### Exercise description
Among the lines listed below, count those that include the string "Dollar", and state only the count.

[Items from a dataset]
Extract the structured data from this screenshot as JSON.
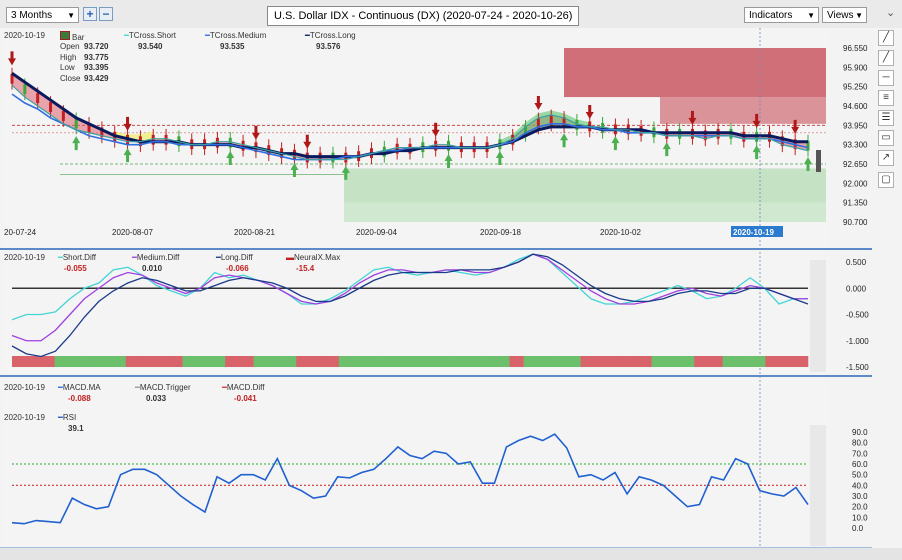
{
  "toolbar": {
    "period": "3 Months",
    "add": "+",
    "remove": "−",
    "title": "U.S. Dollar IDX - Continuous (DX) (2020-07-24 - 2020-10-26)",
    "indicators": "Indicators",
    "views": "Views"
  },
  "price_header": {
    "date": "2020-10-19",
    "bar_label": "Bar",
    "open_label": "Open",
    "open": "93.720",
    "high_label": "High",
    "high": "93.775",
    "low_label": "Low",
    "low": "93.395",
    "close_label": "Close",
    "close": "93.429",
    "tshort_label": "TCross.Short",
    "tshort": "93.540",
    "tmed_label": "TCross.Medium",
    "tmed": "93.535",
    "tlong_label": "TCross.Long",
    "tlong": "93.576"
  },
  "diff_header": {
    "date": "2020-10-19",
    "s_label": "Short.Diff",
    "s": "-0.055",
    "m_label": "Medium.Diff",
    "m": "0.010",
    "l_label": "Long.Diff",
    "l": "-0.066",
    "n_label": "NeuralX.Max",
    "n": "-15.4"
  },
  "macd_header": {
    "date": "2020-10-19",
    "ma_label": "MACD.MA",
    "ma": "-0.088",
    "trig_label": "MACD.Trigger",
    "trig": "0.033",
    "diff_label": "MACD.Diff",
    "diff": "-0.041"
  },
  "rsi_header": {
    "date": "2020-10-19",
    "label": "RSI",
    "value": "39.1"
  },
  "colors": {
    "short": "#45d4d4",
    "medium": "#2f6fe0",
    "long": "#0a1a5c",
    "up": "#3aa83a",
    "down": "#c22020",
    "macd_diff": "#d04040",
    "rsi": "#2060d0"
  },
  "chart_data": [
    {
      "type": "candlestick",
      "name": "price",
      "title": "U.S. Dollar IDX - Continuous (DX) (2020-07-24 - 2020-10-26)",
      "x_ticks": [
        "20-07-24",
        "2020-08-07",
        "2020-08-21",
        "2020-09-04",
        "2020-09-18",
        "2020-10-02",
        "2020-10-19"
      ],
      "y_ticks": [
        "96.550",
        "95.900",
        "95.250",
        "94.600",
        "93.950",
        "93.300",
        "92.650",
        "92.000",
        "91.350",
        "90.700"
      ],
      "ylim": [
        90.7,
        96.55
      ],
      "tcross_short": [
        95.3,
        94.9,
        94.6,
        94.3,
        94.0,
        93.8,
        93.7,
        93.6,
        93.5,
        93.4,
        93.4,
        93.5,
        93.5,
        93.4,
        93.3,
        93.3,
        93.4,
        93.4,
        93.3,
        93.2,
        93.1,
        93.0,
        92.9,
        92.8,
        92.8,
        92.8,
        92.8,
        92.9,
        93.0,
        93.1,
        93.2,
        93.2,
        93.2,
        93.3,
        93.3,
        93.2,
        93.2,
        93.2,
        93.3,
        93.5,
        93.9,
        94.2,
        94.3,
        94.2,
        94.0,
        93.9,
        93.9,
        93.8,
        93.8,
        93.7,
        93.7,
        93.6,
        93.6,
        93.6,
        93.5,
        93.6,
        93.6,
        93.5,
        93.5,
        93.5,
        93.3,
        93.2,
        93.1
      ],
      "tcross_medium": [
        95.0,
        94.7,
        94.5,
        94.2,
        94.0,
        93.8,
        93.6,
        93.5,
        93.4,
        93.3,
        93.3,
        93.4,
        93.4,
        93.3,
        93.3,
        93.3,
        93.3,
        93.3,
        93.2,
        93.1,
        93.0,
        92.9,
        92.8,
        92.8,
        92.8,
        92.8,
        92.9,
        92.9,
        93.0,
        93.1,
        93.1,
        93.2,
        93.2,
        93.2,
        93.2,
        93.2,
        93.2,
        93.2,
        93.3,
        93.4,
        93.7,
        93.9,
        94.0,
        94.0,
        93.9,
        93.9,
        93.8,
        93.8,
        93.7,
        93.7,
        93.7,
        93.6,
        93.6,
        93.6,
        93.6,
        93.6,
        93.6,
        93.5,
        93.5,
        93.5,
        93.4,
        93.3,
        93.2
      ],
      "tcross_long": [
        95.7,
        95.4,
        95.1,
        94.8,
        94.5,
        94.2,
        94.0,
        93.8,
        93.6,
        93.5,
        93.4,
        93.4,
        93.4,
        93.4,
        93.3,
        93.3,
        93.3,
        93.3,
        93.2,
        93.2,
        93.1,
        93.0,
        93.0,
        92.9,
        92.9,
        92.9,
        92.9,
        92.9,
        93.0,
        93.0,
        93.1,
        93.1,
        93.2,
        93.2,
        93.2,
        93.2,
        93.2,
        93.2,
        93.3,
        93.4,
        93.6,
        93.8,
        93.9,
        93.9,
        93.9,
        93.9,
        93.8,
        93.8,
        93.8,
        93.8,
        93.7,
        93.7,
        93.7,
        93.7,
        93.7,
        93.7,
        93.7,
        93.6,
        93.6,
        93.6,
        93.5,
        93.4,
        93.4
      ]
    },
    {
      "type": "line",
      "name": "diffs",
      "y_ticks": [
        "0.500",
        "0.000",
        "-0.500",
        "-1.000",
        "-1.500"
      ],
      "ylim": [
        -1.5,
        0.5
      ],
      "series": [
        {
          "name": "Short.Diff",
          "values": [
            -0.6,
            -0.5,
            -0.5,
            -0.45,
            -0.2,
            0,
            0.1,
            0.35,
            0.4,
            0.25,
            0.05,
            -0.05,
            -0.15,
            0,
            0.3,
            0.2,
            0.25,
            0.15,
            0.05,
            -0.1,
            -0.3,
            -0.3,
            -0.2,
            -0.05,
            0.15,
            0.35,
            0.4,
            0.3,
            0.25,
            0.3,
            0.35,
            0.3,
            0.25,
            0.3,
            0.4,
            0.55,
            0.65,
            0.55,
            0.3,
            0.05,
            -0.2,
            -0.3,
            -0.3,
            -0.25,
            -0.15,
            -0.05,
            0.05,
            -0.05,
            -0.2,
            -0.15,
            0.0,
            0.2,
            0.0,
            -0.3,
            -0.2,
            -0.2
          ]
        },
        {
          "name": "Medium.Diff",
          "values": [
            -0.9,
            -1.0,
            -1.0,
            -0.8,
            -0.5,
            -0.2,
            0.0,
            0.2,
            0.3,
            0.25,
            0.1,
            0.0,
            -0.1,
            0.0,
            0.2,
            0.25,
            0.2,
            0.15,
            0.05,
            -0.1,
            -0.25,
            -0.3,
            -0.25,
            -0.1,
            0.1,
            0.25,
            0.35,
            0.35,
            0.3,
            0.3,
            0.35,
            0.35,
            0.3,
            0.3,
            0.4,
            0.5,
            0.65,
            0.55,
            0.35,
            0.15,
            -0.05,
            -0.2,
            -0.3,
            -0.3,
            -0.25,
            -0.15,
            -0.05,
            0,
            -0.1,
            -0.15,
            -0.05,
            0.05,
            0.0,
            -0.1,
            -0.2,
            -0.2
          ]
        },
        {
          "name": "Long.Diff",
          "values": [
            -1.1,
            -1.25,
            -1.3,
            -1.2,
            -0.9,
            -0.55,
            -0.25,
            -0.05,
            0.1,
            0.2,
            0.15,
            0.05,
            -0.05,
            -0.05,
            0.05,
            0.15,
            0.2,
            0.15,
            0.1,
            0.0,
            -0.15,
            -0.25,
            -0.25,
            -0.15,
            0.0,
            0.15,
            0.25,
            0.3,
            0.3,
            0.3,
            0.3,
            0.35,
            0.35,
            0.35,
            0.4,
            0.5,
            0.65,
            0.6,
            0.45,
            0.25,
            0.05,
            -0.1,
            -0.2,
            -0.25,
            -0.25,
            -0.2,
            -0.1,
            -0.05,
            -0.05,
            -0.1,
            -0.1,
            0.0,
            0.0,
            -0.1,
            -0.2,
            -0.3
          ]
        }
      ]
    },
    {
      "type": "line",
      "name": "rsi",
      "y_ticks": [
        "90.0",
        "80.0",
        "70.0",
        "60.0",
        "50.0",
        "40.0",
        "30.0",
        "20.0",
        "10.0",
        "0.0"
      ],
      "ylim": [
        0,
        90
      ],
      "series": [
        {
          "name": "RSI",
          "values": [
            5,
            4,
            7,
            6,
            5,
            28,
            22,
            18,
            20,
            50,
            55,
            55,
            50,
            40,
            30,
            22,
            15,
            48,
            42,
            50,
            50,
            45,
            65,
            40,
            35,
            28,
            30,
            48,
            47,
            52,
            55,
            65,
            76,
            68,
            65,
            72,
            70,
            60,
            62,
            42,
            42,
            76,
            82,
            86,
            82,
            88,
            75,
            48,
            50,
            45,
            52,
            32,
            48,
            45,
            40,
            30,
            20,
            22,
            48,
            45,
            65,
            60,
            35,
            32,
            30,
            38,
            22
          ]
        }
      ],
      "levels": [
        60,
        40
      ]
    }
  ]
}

### Task answer
2